*Work to be completed*. Reproduce the records below exactly as given.

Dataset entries
►

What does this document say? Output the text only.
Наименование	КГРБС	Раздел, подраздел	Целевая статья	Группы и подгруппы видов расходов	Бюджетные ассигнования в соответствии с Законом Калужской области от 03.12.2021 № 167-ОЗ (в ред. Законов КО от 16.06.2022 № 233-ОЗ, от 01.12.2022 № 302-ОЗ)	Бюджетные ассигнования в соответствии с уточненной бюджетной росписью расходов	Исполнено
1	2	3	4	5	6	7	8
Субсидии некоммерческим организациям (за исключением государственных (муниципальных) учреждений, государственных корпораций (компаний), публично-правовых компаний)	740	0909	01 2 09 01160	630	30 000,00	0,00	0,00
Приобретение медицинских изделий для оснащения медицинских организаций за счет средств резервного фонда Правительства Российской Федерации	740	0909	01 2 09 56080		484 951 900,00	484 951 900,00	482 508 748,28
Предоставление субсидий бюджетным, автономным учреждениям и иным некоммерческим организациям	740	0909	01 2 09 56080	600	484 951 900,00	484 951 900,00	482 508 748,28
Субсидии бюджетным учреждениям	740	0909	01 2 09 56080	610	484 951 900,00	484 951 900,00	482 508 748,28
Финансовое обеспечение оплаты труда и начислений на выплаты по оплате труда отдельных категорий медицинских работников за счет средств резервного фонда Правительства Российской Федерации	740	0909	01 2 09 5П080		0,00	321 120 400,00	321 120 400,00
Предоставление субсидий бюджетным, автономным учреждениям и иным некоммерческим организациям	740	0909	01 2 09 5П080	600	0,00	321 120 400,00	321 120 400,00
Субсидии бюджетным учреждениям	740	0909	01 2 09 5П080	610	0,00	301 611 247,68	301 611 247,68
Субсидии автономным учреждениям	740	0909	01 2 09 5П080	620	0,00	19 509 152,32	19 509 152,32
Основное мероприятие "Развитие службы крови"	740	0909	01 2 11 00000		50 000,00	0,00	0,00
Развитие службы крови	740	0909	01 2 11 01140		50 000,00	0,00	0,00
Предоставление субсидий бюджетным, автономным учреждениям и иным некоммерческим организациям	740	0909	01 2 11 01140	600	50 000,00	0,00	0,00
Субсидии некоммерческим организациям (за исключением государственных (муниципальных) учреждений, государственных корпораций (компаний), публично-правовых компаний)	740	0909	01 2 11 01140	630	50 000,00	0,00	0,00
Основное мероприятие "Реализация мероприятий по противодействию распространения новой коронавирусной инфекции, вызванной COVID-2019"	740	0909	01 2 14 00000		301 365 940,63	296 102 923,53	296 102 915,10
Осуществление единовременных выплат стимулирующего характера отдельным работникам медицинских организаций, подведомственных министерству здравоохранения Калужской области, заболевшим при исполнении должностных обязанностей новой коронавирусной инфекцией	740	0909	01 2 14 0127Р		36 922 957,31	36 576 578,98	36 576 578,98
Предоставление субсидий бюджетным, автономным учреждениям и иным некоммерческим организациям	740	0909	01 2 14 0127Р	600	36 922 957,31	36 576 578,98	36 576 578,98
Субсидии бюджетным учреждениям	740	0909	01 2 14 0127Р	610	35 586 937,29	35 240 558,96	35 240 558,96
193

◄

*The solution*.
What does this document say? Output the text only.
Наименование	КГРБС	Раздел, подраздел	Целевая статья	Группы и подгруппы видов расходов	Бюджетные ассигнования в соответствии с Законом Калужской области от 03.12.2021 № 167-ОЗ (в ред. Законов КО от 16.06.2022 № 233-ОЗ, от 01.12.2022 № 302-ОЗ)	Бюджетные ассигнования в соответствии с уточненной бюджетной росписью расходов	Исполнено
1	2	3	4	5	6	7	8
Субсидии некоммерческим организациям (за исключением государственных (муниципальных) учреждений, государственных корпораций (компаний), публично-правовых компаний)	740	0909	01 2 09 01160	630	30 000,00	0,00	0,00
Приобретение медицинских изделий для оснащения медицинских организаций за счет средств резервного фонда Правительства Российской Федерации	740	0909	01 2 09 56080		484 951 900,00	484 951 900,00	482 508 748,28
Предоставление субсидий бюджетным, автономным учреждениям и иным некоммерческим организациям	740	0909	01 2 09 56080	600	484 951 900,00	484 951 900,00	482 508 748,28
Субсидии бюджетным учреждениям	740	0909	01 2 09 56080	610	484 951 900,00	484 951 900,00	482 508 748,28
Финансовое обеспечение оплаты труда и начислений на выплаты по оплате труда отдельных категорий медицинских работников за счет средств резервного фонда Правительства Российской Федерации	740	0909	01 2 09 5П080		0,00	321 120 400,00	321 120 400,00
Предоставление субсидий бюджетным, автономным учреждениям и иным некоммерческим организациям	740	0909	01 2 09 5П080	600	0,00	321 120 400,00	321 120 400,00
Субсидии бюджетным учреждениям	740	0909	01 2 09 5П080	610	0,00	301 611 247,68	301 611 247,68
Субсидии автономным учреждениям	740	0909	01 2 09 5П080	620	0,00	19 509 152,32	19 509 152,32
Основное мероприятие "Развитие службы крови"	740	0909	01 2 11 00000		50 000,00	0,00	0,00
Развитие службы крови	740	0909	01 2 11 01140		50 000,00	0,00	0,00
Предоставление субсидий бюджетным, автономным учреждениям и иным некоммерческим организациям	740	0909	01 2 11 01140	600	50 000,00	0,00	0,00
Субсидии некоммерческим организациям (за исключением государственных (муниципальных) учреждений, государственных корпораций (компаний), публично-правовых компаний)	740	0909	01 2 11 01140	630	50 000,00	0,00	0,00
Основное мероприятие "Реализация мероприятий по противодействию распространения новой коронавирусной инфекции, вызванной COVID-2019"	740	0909	01 2 14 00000		301 365 940,63	296 102 923,53	296 102 915,10
Осуществление единовременных выплат стимулирующего характера отдельным работникам медицинских организаций, подведомственных министерству здравоохранения Калужской области, заболевшим при исполнении должностных обязанностей новой коронавирусной инфекцией	740	0909	01 2 14 0127Р		36 922 957,31	36 576 578,98	36 576 578,98
Предоставление субсидий бюджетным, автономным учреждениям и иным некоммерческим организациям	740	0909	01 2 14 0127Р	600	36 922 957,31	36 576 578,98	36 576 578,98
Субсидии бюджетным учреждениям	740	0909	01 2 14 0127Р	610	35 586 937,29	35 240 558,96	35 240 558,96
193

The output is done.